Scan the data. Collect each line that contains the word "Live".

──────── MATERIAL SHOWN ────────

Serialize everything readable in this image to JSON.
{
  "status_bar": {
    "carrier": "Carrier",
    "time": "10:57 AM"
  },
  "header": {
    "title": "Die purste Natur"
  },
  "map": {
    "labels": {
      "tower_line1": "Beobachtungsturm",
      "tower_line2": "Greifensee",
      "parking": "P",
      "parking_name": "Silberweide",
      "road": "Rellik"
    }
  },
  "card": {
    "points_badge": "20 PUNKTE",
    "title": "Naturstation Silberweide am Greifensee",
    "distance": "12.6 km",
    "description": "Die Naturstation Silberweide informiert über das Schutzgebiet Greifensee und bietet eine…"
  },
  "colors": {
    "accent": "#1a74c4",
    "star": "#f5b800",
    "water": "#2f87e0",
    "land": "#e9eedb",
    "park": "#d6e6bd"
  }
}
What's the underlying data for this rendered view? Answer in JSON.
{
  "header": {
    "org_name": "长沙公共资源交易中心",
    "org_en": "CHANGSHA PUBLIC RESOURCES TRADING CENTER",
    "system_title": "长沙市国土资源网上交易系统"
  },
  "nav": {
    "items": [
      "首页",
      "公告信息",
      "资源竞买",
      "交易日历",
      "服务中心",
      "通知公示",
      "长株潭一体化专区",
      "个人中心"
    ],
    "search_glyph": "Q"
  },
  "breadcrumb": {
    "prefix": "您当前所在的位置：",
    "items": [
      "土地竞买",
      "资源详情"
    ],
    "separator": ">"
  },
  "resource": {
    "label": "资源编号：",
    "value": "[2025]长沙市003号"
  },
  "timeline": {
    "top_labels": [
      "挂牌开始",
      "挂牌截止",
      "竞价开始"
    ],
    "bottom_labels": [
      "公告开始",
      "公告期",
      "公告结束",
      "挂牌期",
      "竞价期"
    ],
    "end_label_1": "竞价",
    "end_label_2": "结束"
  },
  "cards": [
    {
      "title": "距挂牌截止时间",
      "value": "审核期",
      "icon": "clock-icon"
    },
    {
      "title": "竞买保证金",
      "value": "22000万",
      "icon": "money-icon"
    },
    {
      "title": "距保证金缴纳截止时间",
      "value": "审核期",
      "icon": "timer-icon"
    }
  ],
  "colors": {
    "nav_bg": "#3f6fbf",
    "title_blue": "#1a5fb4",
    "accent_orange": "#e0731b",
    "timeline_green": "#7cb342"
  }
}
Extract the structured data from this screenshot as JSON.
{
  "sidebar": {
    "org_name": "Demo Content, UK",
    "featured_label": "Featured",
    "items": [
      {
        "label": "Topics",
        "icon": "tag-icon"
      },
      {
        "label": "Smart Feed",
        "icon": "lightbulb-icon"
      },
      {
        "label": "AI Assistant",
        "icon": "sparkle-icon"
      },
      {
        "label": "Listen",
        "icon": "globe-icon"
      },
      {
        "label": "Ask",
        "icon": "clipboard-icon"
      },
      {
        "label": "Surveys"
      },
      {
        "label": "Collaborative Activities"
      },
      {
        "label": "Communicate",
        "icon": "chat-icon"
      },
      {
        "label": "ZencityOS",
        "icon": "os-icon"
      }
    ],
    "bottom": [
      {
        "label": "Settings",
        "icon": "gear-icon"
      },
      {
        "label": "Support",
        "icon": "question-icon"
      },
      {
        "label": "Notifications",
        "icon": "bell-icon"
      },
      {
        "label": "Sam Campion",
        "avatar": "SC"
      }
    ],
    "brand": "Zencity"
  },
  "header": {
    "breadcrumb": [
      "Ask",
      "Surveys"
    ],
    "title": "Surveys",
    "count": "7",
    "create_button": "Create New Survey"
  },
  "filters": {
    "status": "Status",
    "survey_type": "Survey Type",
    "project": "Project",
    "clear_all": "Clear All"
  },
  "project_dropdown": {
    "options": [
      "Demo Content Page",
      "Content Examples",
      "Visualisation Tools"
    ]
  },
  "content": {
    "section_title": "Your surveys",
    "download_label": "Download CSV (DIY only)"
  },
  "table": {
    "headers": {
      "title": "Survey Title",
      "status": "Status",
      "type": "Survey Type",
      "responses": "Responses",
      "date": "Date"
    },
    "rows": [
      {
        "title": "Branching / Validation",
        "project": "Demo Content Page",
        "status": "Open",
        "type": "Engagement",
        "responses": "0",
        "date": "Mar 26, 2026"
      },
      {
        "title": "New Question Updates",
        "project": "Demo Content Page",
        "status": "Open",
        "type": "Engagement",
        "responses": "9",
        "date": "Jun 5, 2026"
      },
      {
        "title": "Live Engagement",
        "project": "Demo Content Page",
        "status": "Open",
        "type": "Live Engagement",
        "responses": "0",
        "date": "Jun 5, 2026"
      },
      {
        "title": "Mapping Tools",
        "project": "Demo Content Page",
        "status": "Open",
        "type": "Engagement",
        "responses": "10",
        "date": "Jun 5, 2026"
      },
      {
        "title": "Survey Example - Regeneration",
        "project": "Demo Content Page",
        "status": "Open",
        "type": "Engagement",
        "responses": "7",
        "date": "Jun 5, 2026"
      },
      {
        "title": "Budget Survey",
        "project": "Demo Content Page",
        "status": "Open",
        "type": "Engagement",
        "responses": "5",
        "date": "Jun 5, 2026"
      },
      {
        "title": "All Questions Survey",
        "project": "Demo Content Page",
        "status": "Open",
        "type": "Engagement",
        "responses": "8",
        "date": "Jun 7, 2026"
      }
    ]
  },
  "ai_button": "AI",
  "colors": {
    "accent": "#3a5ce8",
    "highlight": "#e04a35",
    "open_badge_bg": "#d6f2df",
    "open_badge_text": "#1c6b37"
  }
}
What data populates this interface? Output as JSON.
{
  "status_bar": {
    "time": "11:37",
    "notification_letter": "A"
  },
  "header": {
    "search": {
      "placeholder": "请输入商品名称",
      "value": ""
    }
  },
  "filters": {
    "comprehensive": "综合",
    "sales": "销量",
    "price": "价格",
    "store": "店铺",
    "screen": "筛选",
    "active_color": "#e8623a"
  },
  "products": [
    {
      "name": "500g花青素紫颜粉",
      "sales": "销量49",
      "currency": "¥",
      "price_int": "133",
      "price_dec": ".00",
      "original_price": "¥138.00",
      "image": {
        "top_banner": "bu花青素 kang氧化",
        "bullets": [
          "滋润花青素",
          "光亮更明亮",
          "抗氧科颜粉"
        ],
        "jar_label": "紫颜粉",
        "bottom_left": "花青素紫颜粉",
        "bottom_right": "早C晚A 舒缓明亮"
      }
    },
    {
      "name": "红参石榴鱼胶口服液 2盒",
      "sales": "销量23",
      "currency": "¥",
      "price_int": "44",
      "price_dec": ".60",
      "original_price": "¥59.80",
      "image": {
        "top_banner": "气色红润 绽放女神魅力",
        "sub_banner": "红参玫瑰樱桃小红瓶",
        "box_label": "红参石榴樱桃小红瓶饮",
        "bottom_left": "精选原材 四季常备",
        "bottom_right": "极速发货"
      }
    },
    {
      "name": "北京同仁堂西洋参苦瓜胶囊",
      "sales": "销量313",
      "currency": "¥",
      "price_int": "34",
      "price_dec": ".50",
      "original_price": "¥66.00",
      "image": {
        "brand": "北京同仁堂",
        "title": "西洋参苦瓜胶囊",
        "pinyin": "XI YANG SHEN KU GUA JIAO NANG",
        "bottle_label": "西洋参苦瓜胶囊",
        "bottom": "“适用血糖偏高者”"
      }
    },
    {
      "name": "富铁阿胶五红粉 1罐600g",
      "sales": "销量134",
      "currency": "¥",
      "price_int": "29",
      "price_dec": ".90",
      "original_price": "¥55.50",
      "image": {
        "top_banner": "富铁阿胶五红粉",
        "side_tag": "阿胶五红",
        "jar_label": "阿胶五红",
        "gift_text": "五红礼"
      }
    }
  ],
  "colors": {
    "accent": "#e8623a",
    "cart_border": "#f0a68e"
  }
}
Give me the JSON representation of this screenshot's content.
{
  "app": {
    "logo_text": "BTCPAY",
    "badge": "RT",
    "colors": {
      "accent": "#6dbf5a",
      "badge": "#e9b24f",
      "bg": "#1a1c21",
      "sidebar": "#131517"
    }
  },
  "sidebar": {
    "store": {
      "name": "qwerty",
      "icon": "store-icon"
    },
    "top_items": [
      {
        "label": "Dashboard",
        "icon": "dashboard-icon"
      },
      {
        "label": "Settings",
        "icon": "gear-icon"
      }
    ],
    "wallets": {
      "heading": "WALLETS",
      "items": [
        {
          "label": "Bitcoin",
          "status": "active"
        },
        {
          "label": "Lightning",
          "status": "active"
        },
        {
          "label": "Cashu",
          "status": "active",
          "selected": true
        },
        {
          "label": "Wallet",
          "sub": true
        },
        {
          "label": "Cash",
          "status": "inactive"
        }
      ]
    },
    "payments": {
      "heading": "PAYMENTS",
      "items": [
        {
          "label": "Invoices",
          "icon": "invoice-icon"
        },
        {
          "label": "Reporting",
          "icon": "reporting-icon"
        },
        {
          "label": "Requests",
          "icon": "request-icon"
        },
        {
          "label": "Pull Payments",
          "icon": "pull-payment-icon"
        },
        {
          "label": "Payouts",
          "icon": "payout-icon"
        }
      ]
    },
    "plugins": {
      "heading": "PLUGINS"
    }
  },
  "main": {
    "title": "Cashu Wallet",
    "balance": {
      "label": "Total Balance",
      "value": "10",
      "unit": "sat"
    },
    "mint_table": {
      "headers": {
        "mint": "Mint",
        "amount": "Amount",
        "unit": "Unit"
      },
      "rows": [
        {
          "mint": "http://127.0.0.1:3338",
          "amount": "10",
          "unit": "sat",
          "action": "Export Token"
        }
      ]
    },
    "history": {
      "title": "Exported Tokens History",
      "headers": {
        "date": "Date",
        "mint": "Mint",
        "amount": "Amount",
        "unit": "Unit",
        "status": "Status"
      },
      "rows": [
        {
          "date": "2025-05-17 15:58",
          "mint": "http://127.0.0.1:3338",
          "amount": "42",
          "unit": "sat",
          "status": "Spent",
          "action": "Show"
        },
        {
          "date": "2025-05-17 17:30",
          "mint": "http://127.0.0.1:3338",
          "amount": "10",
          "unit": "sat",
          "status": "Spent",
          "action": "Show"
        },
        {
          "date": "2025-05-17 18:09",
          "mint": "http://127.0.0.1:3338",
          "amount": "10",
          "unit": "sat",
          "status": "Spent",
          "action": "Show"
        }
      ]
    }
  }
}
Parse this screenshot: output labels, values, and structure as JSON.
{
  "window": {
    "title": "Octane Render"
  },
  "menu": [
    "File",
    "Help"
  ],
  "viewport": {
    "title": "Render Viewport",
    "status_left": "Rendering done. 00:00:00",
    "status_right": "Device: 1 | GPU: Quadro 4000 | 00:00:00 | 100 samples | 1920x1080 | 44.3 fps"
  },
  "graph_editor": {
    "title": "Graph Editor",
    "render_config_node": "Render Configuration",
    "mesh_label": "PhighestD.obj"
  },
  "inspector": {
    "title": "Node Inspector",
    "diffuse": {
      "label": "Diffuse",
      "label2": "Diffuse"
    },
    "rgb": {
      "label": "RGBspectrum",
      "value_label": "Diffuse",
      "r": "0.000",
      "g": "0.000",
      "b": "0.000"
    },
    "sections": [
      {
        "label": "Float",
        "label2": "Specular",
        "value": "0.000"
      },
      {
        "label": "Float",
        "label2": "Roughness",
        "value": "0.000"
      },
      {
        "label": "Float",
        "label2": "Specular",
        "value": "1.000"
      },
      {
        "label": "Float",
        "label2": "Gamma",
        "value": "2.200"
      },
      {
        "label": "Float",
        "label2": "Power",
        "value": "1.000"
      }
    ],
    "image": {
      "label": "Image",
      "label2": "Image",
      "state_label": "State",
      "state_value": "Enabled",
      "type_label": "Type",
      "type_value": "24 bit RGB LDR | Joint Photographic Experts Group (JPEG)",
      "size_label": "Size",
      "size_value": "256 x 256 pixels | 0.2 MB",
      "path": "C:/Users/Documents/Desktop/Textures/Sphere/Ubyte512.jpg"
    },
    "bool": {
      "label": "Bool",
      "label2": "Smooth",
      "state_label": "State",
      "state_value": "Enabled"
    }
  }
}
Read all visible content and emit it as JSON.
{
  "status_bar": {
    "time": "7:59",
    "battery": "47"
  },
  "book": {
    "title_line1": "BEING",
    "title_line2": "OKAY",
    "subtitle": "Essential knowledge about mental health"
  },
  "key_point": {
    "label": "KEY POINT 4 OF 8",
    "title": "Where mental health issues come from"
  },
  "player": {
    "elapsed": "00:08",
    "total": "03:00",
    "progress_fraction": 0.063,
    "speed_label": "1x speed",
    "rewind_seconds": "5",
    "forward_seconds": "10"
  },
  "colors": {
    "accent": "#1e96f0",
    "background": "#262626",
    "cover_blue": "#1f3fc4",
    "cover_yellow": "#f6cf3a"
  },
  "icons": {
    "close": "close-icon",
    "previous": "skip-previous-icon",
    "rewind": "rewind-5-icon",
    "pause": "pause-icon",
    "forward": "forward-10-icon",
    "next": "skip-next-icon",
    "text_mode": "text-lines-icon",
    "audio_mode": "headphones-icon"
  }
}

────────

== EXERCISE RESULT ==
        "title": "Live Engagement",
        "type": "Live Engagement",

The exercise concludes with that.